*SET EXERCISE:* Copy each line of the records that contains the word "JSON".
....
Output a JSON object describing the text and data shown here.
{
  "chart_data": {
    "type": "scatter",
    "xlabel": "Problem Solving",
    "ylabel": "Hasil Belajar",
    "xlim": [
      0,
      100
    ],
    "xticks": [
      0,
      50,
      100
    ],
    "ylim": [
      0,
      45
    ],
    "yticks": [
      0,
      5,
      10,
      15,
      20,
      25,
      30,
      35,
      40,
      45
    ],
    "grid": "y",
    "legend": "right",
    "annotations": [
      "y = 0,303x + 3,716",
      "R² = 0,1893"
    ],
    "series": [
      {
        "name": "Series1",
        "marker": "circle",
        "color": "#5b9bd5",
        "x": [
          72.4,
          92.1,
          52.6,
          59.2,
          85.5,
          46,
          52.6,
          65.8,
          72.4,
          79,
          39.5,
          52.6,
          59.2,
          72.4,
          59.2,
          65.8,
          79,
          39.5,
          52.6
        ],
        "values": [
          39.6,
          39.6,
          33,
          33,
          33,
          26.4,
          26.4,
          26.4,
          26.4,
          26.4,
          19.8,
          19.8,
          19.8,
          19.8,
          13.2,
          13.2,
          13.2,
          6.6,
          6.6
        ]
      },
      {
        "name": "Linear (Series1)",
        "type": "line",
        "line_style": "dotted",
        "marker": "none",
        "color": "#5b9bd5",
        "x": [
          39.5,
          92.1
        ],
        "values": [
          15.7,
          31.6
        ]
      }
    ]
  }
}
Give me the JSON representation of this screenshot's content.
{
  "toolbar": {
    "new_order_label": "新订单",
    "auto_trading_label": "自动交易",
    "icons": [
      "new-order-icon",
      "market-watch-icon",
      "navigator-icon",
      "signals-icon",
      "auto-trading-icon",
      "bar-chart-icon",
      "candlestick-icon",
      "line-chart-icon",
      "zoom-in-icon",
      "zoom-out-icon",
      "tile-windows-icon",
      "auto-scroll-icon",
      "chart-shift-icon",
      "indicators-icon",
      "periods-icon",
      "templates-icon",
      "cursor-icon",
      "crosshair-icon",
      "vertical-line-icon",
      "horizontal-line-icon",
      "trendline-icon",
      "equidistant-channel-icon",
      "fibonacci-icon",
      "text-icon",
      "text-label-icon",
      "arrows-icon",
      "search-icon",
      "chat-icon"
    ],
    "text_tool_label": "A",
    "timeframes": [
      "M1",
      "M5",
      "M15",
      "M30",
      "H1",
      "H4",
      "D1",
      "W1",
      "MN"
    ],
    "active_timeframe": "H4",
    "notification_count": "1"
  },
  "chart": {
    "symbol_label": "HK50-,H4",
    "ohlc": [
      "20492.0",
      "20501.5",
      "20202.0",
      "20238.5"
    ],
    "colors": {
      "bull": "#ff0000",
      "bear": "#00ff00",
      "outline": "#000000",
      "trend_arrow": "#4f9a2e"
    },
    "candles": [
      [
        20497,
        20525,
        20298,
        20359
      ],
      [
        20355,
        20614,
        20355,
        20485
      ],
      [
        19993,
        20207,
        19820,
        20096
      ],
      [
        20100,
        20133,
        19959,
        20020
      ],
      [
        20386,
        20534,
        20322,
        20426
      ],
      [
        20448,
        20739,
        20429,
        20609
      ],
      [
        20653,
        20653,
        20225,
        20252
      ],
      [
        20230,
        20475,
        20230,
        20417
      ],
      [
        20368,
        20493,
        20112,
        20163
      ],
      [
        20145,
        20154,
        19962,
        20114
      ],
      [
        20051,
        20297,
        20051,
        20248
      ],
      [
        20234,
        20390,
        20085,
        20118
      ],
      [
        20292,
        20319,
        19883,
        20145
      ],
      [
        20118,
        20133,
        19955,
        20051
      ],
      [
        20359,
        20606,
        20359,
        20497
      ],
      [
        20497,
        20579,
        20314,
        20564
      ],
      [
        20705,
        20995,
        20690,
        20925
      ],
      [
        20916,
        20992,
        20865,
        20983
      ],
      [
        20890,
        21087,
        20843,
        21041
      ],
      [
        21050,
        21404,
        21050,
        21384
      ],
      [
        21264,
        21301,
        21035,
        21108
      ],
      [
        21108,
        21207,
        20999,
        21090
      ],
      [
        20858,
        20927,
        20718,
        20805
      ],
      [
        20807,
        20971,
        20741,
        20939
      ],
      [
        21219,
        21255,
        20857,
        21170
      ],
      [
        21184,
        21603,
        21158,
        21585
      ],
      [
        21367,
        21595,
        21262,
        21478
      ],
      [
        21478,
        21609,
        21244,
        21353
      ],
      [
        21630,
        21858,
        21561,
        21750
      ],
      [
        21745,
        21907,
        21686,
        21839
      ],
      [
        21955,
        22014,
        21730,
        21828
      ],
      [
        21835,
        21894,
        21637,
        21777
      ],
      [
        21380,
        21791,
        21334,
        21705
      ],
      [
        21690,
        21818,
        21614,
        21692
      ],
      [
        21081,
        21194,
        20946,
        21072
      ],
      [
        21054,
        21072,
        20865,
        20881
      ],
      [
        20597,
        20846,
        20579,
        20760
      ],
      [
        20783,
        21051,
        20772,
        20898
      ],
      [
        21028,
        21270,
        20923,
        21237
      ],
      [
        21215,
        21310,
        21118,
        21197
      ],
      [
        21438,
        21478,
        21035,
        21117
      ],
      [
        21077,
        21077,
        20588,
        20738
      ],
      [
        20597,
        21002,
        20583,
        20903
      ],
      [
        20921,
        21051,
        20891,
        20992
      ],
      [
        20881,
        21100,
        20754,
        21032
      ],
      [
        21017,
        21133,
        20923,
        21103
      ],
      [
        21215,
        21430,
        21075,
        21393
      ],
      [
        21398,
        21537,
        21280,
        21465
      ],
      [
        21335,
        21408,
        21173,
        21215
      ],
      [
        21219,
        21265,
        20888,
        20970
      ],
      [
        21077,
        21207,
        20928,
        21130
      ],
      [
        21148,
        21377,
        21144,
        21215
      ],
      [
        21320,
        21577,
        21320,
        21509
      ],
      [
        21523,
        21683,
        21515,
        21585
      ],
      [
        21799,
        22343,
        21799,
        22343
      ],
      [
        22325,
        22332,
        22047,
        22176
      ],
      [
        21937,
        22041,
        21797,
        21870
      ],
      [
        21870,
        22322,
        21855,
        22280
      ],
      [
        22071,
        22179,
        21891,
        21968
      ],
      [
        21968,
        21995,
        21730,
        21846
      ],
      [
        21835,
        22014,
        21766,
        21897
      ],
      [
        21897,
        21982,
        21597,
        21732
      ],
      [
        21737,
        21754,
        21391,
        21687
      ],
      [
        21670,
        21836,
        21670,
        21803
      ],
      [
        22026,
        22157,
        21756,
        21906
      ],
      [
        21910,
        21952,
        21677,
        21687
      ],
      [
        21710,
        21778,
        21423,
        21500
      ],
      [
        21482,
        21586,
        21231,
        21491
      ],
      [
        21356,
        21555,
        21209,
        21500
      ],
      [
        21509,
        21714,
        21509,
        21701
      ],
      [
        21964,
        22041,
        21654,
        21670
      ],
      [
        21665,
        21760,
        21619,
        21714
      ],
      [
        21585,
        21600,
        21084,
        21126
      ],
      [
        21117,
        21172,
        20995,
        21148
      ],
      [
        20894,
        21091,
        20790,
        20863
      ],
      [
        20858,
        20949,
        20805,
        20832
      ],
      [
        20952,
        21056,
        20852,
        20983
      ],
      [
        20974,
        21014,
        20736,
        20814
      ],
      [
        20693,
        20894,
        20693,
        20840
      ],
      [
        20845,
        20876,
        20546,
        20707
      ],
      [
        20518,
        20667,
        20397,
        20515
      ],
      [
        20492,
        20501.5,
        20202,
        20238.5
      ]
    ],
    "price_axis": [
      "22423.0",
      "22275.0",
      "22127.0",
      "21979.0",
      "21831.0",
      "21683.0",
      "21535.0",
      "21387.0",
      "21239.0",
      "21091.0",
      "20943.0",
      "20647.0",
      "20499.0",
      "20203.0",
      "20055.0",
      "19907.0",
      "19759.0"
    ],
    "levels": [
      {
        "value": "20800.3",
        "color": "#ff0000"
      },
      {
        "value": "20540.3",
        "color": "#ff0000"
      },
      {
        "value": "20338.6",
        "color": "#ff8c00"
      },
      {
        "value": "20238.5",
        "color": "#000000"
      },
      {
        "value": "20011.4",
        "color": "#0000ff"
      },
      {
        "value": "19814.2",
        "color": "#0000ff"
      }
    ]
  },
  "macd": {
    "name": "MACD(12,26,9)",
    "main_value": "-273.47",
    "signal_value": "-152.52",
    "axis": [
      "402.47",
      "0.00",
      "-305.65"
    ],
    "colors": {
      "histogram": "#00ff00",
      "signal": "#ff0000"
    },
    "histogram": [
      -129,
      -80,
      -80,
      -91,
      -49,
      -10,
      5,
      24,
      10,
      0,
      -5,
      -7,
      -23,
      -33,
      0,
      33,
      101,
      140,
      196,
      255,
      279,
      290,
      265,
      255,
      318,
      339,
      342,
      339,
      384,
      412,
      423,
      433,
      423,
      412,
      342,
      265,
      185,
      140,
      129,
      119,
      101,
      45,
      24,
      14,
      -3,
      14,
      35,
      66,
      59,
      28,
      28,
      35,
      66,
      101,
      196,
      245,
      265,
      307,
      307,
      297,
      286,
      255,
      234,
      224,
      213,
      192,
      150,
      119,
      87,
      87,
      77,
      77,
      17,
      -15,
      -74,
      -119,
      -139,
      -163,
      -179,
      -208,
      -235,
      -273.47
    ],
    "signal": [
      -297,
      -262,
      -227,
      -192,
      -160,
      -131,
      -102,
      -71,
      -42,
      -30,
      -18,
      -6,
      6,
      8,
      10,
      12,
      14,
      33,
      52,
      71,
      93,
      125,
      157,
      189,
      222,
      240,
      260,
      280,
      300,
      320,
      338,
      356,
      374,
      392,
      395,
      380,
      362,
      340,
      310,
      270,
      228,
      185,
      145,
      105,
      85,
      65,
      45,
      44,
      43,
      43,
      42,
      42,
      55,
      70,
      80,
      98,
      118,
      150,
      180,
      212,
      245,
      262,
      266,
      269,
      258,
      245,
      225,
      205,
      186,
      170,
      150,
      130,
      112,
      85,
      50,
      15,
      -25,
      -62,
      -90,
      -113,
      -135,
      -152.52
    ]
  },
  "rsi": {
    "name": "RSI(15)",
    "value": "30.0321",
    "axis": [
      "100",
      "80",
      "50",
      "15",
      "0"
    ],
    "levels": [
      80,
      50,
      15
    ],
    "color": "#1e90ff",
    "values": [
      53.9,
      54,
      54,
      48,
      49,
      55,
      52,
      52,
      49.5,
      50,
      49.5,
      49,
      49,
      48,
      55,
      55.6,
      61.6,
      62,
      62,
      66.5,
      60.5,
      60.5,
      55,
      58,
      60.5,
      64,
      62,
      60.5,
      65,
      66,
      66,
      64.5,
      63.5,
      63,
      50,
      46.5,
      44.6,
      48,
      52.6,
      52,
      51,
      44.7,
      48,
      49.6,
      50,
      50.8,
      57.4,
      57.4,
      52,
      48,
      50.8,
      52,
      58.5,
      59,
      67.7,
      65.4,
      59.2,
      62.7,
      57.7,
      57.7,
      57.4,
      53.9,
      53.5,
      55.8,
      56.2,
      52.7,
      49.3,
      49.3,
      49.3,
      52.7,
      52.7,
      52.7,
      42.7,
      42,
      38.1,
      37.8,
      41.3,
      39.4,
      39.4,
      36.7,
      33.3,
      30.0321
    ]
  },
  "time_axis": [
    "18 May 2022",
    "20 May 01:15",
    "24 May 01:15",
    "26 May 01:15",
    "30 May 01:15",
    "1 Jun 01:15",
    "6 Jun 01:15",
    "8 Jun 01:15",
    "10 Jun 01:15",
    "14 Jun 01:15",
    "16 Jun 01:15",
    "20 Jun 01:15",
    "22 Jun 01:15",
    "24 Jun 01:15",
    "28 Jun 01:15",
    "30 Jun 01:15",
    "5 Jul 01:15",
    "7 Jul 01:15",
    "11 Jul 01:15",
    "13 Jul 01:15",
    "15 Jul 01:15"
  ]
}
....
*SOLUTION:*
Output a JSON object describing the text and data shown here.
Give me the JSON representation of this screenshot's content.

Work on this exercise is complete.